══ Extracted material ══

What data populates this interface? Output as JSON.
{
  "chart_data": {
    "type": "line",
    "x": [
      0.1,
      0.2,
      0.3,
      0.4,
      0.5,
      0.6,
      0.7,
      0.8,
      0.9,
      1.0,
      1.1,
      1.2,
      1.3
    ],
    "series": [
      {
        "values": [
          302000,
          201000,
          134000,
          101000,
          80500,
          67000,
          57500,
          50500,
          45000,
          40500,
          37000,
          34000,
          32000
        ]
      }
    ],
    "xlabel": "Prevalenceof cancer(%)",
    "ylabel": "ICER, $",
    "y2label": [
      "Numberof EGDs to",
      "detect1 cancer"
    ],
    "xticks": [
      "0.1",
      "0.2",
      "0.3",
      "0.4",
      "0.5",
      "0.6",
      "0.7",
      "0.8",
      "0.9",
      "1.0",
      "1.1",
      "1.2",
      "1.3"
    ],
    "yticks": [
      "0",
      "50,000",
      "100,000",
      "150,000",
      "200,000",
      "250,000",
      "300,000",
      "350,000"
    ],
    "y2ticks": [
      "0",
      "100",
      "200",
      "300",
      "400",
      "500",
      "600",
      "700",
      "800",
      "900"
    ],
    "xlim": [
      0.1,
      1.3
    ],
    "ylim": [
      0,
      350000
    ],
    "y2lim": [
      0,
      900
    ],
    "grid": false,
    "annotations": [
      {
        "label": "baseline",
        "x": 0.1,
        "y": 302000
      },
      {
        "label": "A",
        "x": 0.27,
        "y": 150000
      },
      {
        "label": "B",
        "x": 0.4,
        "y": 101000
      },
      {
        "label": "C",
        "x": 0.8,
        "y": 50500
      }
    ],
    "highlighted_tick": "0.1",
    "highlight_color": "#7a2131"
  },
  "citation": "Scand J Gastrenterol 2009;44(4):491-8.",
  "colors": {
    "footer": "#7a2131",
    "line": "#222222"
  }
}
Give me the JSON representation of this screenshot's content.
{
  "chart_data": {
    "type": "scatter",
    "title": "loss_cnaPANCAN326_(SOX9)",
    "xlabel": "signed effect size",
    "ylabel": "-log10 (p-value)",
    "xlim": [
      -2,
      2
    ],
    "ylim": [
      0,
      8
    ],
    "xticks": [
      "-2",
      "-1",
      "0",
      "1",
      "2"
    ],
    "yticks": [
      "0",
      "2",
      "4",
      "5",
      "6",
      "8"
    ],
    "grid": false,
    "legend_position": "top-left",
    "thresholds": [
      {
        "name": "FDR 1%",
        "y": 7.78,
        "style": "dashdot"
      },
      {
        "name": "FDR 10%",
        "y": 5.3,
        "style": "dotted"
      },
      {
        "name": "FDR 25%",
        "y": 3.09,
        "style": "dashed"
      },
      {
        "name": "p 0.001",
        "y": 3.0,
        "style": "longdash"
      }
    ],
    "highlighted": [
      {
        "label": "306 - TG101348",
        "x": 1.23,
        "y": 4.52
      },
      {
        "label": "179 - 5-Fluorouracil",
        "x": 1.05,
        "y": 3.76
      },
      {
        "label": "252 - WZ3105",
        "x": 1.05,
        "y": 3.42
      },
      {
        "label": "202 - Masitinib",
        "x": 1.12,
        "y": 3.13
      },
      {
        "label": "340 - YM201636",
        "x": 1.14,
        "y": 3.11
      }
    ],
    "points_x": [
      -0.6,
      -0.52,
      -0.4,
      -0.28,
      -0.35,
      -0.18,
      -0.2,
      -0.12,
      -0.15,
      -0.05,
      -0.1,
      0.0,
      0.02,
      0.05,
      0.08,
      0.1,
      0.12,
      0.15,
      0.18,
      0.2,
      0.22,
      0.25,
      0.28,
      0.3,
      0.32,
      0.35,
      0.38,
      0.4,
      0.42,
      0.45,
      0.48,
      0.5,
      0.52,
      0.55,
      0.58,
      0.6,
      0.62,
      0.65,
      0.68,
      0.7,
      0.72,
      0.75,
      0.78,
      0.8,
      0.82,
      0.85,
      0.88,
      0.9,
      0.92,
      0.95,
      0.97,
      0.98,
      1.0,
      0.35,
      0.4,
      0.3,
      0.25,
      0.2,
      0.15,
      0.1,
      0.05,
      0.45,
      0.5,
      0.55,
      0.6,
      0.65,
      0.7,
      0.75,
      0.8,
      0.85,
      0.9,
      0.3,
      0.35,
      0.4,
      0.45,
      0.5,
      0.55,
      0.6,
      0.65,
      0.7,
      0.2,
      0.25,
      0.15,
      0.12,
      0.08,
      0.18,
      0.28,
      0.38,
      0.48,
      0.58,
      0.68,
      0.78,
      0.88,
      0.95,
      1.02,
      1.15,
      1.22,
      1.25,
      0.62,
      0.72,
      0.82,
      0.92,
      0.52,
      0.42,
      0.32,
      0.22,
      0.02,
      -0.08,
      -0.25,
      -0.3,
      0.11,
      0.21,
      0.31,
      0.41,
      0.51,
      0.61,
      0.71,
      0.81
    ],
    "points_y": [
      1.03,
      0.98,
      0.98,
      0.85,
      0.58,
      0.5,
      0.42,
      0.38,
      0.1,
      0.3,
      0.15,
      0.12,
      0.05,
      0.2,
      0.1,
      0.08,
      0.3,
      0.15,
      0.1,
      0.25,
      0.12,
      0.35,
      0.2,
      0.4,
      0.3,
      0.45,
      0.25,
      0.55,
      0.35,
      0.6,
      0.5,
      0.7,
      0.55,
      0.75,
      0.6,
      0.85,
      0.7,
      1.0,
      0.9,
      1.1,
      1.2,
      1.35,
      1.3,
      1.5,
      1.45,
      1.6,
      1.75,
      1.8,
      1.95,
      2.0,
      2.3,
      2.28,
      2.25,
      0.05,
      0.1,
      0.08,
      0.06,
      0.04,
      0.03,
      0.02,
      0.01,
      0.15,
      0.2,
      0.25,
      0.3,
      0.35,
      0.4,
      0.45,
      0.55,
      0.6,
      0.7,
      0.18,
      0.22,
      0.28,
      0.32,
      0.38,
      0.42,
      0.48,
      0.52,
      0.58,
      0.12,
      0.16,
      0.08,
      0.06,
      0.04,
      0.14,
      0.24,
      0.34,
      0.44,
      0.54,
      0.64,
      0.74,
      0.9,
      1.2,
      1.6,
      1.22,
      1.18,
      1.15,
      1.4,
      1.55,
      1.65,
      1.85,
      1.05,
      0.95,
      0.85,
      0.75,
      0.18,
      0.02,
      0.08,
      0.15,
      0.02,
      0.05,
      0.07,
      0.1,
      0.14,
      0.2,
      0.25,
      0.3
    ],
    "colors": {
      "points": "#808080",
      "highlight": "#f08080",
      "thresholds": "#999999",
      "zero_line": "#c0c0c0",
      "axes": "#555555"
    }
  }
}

═══

§ **Goal**:
Return each entry from the material above exactly as it appears.

§ **Task solution**:
What data populates this interface? Output as JSON.
{
  "chart_data": {
    "type": "line",
    "x": [
      0.1,
      0.2,
      0.3,
      0.4,
      0.5,
      0.6,
      0.7,
      0.8,
      0.9,
      1.0,
      1.1,
      1.2,
      1.3
    ],
    "series": [
      {
        "values": [
          302000,
          201000,
          134000,
          101000,
          80500,
          67000,
          57500,
          50500,
          45000,
          40500,
          37000,
          34000,
          32000
        ]
      }
    ],
    "xlabel": "Prevalenceof cancer(%)",
    "ylabel": "ICER, $",
    "y2label": [
      "Numberof EGDs to",
      "detect1 cancer"
    ],
    "xticks": [
      "0.1",
      "0.2",
      "0.3",
      "0.4",
      "0.5",
      "0.6",
      "0.7",
      "0.8",
      "0.9",
      "1.0",
      "1.1",
      "1.2",
      "1.3"
    ],
    "yticks": [
      "0",
      "50,000",
      "100,000",
      "150,000",
      "200,000",
      "250,000",
      "300,000",
      "350,000"
    ],
    "y2ticks": [
      "0",
      "100",
      "200",
      "300",
      "400",
      "500",
      "600",
      "700",
      "800",
      "900"
    ],
    "xlim": [
      0.1,
      1.3
    ],
    "ylim": [
      0,
      350000
    ],
    "y2lim": [
      0,
      900
    ],
    "grid": false,
    "annotations": [
      {
        "label": "baseline",
        "x": 0.1,
        "y": 302000
      },
      {
        "label": "A",
        "x": 0.27,
        "y": 150000
      },
      {
        "label": "B",
        "x": 0.4,
        "y": 101000
      },
      {
        "label": "C",
        "x": 0.8,
        "y": 50500
      }
    ],
    "highlighted_tick": "0.1",
    "highlight_color": "#7a2131"
  },
  "citation": "Scand J Gastrenterol 2009;44(4):491-8.",
  "colors": {
    "footer": "#7a2131",
    "line": "#222222"
  }
}
Give me the JSON representation of this screenshot's content.
{
  "chart_data": {
    "type": "scatter",
    "title": "loss_cnaPANCAN326_(SOX9)",
    "xlabel": "signed effect size",
    "ylabel": "-log10 (p-value)",
    "xlim": [
      -2,
      2
    ],
    "ylim": [
      0,
      8
    ],
    "xticks": [
      "-2",
      "-1",
      "0",
      "1",
      "2"
    ],
    "yticks": [
      "0",
      "2",
      "4",
      "5",
      "6",
      "8"
    ],
    "grid": false,
    "legend_position": "top-left",
    "thresholds": [
      {
        "name": "FDR 1%",
        "y": 7.78,
        "style": "dashdot"
      },
      {
        "name": "FDR 10%",
        "y": 5.3,
        "style": "dotted"
      },
      {
        "name": "FDR 25%",
        "y": 3.09,
        "style": "dashed"
      },
      {
        "name": "p 0.001",
        "y": 3.0,
        "style": "longdash"
      }
    ],
    "highlighted": [
      {
        "label": "306 - TG101348",
        "x": 1.23,
        "y": 4.52
      },
      {
        "label": "179 - 5-Fluorouracil",
        "x": 1.05,
        "y": 3.76
      },
      {
        "label": "252 - WZ3105",
        "x": 1.05,
        "y": 3.42
      },
      {
        "label": "202 - Masitinib",
        "x": 1.12,
        "y": 3.13
      },
      {
        "label": "340 - YM201636",
        "x": 1.14,
        "y": 3.11
      }
    ],
    "points_x": [
      -0.6,
      -0.52,
      -0.4,
      -0.28,
      -0.35,
      -0.18,
      -0.2,
      -0.12,
      -0.15,
      -0.05,
      -0.1,
      0.0,
      0.02,
      0.05,
      0.08,
      0.1,
      0.12,
      0.15,
      0.18,
      0.2,
      0.22,
      0.25,
      0.28,
      0.3,
      0.32,
      0.35,
      0.38,
      0.4,
      0.42,
      0.45,
      0.48,
      0.5,
      0.52,
      0.55,
      0.58,
      0.6,
      0.62,
      0.65,
      0.68,
      0.7,
      0.72,
      0.75,
      0.78,
      0.8,
      0.82,
      0.85,
      0.88,
      0.9,
      0.92,
      0.95,
      0.97,
      0.98,
      1.0,
      0.35,
      0.4,
      0.3,
      0.25,
      0.2,
      0.15,
      0.1,
      0.05,
      0.45,
      0.5,
      0.55,
      0.6,
      0.65,
      0.7,
      0.75,
      0.8,
      0.85,
      0.9,
      0.3,
      0.35,
      0.4,
      0.45,
      0.5,
      0.55,
      0.6,
      0.65,
      0.7,
      0.2,
      0.25,
      0.15,
      0.12,
      0.08,
      0.18,
      0.28,
      0.38,
      0.48,
      0.58,
      0.68,
      0.78,
      0.88,
      0.95,
      1.02,
      1.15,
      1.22,
      1.25,
      0.62,
      0.72,
      0.82,
      0.92,
      0.52,
      0.42,
      0.32,
      0.22,
      0.02,
      -0.08,
      -0.25,
      -0.3,
      0.11,
      0.21,
      0.31,
      0.41,
      0.51,
      0.61,
      0.71,
      0.81
    ],
    "points_y": [
      1.03,
      0.98,
      0.98,
      0.85,
      0.58,
      0.5,
      0.42,
      0.38,
      0.1,
      0.3,
      0.15,
      0.12,
      0.05,
      0.2,
      0.1,
      0.08,
      0.3,
      0.15,
      0.1,
      0.25,
      0.12,
      0.35,
      0.2,
      0.4,
      0.3,
      0.45,
      0.25,
      0.55,
      0.35,
      0.6,
      0.5,
      0.7,
      0.55,
      0.75,
      0.6,
      0.85,
      0.7,
      1.0,
      0.9,
      1.1,
      1.2,
      1.35,
      1.3,
      1.5,
      1.45,
      1.6,
      1.75,
      1.8,
      1.95,
      2.0,
      2.3,
      2.28,
      2.25,
      0.05,
      0.1,
      0.08,
      0.06,
      0.04,
      0.03,
      0.02,
      0.01,
      0.15,
      0.2,
      0.25,
      0.3,
      0.35,
      0.4,
      0.45,
      0.55,
      0.6,
      0.7,
      0.18,
      0.22,
      0.28,
      0.32,
      0.38,
      0.42,
      0.48,
      0.52,
      0.58,
      0.12,
      0.16,
      0.08,
      0.06,
      0.04,
      0.14,
      0.24,
      0.34,
      0.44,
      0.54,
      0.64,
      0.74,
      0.9,
      1.2,
      1.6,
      1.22,
      1.18,
      1.15,
      1.4,
      1.55,
      1.65,
      1.85,
      1.05,
      0.95,
      0.85,
      0.75,
      0.18,
      0.02,
      0.08,
      0.15,
      0.02,
      0.05,
      0.07,
      0.1,
      0.14,
      0.2,
      0.25,
      0.3
    ],
    "colors": {
      "points": "#808080",
      "highlight": "#f08080",
      "thresholds": "#999999",
      "zero_line": "#c0c0c0",
      "axes": "#555555"
    }
  }
}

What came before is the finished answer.